» **Work to complete**
Check each line of the material below for "code". Report how many have it, with no other words.

-------- Provided material

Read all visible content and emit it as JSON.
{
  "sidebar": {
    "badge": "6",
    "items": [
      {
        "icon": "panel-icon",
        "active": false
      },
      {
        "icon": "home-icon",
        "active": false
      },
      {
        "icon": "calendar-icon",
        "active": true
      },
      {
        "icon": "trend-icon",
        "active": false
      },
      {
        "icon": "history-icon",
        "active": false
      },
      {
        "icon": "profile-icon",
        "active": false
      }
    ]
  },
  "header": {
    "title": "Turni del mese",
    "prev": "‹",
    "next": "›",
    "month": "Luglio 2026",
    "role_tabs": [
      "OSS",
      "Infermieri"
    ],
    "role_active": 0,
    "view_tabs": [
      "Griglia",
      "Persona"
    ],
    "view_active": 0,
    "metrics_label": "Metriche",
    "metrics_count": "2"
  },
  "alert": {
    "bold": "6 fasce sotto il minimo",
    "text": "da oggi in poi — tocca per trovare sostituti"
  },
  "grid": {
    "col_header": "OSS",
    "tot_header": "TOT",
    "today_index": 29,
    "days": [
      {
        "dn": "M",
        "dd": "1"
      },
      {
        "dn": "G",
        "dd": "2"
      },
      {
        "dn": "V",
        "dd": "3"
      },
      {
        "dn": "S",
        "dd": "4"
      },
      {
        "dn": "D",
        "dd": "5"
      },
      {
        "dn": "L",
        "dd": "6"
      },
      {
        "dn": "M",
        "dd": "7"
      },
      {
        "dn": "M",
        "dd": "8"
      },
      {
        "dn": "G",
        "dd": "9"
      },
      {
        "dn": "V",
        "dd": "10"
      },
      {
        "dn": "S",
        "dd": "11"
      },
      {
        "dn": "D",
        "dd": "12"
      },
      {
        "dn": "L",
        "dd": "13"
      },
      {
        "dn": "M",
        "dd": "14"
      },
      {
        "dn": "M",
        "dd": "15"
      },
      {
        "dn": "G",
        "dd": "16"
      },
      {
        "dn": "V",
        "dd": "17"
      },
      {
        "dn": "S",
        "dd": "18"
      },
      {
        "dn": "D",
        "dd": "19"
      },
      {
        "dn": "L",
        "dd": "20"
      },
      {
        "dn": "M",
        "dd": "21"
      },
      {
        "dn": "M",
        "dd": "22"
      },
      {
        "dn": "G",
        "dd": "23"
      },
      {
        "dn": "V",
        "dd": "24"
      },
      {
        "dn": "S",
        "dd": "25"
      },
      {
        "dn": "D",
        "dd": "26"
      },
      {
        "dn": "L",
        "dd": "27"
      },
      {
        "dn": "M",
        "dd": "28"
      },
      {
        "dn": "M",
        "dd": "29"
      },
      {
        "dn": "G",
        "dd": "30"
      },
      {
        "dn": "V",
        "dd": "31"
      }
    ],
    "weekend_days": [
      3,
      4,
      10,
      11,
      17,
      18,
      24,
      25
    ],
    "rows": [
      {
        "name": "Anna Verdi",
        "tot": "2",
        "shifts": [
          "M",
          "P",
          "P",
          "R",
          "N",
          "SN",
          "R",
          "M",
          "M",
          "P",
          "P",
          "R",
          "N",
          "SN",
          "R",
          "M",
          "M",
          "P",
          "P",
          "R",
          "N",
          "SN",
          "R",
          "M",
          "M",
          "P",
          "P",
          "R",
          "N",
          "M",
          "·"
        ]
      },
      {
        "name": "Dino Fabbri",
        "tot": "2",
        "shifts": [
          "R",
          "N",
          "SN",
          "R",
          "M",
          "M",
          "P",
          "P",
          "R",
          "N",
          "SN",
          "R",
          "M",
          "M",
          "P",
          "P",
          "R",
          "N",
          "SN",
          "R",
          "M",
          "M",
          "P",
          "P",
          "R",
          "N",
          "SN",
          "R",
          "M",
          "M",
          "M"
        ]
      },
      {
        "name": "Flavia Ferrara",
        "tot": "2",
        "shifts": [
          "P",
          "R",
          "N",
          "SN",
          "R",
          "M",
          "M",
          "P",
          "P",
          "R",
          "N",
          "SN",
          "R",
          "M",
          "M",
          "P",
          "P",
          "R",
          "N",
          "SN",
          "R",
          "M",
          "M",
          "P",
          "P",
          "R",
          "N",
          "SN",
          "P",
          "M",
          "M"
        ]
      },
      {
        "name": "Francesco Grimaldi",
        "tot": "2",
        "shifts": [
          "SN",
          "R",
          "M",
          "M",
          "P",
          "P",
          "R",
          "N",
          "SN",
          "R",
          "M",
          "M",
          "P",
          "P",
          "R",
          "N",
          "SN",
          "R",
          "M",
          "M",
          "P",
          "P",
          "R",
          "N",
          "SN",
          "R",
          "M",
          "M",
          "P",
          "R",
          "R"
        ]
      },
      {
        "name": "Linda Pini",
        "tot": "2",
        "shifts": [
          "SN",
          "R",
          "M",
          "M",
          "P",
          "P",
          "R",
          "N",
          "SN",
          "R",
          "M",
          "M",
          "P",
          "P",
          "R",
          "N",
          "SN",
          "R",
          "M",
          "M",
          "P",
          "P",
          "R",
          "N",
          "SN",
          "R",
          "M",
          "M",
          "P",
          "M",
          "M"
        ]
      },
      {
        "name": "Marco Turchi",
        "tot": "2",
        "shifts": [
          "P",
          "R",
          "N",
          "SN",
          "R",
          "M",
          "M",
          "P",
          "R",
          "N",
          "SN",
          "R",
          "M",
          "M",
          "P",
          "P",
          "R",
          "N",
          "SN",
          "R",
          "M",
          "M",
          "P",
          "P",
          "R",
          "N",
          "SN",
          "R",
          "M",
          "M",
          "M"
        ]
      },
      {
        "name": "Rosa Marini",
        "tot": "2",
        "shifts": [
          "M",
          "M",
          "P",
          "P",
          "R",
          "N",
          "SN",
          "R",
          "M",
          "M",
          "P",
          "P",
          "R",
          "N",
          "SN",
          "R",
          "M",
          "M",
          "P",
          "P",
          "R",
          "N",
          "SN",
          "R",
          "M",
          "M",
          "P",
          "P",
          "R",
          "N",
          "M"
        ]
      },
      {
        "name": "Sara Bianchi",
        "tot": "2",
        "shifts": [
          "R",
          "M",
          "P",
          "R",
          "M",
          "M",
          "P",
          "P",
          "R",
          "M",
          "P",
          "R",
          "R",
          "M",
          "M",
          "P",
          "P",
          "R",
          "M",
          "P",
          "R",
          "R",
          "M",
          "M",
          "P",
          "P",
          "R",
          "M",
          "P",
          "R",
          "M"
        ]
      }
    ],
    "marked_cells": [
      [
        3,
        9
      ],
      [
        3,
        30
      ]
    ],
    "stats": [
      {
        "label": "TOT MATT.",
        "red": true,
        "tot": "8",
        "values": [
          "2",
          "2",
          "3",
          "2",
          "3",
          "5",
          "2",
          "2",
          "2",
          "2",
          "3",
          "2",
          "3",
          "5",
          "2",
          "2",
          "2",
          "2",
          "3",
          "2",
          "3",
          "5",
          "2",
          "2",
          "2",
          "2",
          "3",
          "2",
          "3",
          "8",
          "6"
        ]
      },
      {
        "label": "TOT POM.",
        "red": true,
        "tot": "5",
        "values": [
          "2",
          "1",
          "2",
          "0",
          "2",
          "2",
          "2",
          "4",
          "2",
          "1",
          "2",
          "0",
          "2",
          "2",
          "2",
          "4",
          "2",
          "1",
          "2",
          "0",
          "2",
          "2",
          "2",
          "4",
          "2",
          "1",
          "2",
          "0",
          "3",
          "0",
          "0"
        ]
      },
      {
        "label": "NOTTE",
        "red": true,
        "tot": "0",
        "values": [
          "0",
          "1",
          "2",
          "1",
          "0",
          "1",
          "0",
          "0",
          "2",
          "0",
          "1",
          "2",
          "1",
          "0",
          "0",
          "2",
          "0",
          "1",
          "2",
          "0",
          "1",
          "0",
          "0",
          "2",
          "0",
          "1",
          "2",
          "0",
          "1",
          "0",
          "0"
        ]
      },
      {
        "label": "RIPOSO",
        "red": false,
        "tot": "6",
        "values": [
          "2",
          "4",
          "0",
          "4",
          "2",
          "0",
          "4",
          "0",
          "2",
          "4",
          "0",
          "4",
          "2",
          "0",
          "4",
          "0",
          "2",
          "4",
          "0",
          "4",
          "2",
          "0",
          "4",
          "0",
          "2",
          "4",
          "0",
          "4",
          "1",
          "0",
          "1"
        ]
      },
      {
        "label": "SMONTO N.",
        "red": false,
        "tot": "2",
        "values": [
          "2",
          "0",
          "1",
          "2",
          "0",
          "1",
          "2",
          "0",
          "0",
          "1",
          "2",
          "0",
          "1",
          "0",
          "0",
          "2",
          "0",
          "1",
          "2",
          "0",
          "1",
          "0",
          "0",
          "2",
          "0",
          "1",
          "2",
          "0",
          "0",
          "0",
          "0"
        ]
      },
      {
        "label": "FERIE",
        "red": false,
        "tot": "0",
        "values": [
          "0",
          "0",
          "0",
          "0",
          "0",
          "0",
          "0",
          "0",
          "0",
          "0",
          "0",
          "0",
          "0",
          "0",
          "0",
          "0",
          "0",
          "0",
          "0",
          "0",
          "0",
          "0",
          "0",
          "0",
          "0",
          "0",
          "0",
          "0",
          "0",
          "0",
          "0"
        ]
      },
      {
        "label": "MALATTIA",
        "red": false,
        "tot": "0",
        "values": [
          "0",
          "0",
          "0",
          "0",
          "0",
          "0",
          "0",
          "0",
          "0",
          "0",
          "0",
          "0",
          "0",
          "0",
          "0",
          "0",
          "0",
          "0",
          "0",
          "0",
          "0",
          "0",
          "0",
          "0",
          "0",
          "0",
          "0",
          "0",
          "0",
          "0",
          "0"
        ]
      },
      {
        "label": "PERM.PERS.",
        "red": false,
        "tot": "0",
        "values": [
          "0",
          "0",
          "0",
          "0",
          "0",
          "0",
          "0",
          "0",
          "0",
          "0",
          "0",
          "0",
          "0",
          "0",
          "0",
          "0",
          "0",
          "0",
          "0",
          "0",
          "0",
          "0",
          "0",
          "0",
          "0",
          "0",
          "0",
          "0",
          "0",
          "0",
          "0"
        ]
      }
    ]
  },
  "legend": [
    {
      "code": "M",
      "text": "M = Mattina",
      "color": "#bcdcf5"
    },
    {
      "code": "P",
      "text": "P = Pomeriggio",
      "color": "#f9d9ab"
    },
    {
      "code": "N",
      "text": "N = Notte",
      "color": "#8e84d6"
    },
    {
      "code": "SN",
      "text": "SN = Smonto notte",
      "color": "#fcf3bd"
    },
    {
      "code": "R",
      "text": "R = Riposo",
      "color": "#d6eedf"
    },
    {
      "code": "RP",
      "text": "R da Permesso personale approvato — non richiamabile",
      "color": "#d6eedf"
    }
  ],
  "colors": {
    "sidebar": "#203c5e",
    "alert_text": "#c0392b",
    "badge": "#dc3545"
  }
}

----------------

» **The reply**
6